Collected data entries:
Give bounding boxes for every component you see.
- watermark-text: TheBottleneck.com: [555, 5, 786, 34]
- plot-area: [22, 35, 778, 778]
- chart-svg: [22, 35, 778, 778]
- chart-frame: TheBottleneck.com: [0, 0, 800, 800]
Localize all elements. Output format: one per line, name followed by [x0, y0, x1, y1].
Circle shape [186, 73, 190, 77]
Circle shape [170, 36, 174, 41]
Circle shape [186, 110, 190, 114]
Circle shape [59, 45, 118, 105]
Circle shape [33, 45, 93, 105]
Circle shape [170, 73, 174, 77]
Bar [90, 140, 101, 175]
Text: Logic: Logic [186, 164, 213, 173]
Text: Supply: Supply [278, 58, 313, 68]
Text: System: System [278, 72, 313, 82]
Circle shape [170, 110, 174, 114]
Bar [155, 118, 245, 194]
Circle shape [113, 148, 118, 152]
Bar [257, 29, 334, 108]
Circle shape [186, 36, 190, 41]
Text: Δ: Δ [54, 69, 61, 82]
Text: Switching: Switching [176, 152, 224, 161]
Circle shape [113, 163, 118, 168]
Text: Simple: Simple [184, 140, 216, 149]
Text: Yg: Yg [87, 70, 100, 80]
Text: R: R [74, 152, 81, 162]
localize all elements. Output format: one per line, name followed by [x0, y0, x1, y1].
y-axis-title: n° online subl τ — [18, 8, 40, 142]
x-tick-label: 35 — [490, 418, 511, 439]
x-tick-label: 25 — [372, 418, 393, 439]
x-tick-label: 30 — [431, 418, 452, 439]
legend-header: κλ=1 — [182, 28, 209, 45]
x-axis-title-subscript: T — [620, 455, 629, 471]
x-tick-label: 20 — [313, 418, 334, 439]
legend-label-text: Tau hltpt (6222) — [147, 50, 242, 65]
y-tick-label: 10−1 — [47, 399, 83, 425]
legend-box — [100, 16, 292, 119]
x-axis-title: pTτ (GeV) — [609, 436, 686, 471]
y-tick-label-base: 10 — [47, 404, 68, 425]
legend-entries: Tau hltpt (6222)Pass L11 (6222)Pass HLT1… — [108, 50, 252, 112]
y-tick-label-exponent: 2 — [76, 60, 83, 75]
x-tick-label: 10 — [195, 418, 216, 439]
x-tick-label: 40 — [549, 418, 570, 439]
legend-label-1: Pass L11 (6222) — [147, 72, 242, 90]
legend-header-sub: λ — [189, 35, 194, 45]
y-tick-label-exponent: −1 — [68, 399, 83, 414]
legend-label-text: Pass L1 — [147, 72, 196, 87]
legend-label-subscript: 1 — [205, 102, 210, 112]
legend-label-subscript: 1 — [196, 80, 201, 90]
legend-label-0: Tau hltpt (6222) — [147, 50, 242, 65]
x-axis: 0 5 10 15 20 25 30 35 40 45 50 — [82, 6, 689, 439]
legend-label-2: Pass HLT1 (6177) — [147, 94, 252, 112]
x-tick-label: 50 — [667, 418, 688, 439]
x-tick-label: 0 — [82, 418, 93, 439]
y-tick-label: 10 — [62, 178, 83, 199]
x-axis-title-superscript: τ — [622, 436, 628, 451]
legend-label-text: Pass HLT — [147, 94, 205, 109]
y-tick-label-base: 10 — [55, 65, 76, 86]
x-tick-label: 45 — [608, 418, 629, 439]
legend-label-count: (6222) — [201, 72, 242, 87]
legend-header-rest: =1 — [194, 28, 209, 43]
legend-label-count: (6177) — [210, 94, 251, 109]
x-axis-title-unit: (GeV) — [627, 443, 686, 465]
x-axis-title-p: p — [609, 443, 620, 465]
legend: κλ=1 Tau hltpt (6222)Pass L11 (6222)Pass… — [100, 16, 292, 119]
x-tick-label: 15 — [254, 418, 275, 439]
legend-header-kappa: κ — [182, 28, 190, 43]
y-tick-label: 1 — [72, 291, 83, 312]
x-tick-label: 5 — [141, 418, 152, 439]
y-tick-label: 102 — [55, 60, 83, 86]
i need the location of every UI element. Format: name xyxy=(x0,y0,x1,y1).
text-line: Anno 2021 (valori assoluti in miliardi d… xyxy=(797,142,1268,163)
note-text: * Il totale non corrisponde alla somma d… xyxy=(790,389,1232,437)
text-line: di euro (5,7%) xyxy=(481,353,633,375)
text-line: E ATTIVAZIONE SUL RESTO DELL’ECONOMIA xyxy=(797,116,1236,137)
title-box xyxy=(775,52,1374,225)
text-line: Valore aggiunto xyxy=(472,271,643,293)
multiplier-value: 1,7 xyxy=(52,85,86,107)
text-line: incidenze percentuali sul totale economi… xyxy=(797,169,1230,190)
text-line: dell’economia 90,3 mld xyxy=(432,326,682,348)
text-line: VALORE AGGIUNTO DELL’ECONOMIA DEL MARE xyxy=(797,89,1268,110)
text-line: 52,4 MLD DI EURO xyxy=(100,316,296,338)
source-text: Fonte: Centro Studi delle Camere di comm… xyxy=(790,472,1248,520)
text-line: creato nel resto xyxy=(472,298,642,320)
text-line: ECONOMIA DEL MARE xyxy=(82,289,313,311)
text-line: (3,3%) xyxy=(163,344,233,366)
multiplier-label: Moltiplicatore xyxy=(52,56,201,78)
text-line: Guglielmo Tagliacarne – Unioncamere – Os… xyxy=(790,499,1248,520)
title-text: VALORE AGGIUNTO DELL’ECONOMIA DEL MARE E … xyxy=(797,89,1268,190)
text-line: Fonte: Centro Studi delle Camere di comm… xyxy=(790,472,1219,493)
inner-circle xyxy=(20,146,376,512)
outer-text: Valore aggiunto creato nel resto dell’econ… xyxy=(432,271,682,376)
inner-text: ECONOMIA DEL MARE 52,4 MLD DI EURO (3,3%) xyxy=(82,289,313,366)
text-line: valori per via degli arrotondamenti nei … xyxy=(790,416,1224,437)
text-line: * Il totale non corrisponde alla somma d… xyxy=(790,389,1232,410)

WRITTEN EXERCISE
Copy the listing from its first line through the line containing "- chart-frame: TheBottleneck.com: [0, 0, 800, 800]", both included, and rename "watermark-text" to "watermark-label". Change nothing else.

TASK SOLUTION
Give bounding boxes for every component you see.
- watermark-label: TheBottleneck.com: [555, 5, 786, 34]
- plot-area: [22, 35, 778, 778]
- chart-svg: [22, 35, 778, 778]
- chart-frame: TheBottleneck.com: [0, 0, 800, 800]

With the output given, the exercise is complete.